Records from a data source
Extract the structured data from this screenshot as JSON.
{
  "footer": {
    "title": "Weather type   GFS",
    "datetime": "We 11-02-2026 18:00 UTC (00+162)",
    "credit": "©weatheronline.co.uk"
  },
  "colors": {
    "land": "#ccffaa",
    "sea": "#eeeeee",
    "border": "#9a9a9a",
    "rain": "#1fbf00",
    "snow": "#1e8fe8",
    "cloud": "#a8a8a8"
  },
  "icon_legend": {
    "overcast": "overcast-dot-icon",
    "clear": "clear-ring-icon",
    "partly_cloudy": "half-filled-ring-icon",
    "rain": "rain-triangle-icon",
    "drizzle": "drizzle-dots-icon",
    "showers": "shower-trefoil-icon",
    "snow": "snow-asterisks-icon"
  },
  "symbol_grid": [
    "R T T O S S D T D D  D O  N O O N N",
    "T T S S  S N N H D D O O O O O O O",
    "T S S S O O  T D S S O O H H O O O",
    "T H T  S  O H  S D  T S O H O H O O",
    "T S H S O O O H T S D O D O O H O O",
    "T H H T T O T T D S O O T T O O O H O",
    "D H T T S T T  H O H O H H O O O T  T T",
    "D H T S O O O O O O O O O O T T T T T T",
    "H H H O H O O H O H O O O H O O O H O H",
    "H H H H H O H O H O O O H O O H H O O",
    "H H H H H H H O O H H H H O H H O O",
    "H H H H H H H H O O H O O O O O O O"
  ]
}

[WHAT IS EXPECTED] Look through the entries above; copy every line holding the string "rain".

[TASK SOLUTION]
    "rain": "#1fbf00",
    "rain": "rain-triangle-icon",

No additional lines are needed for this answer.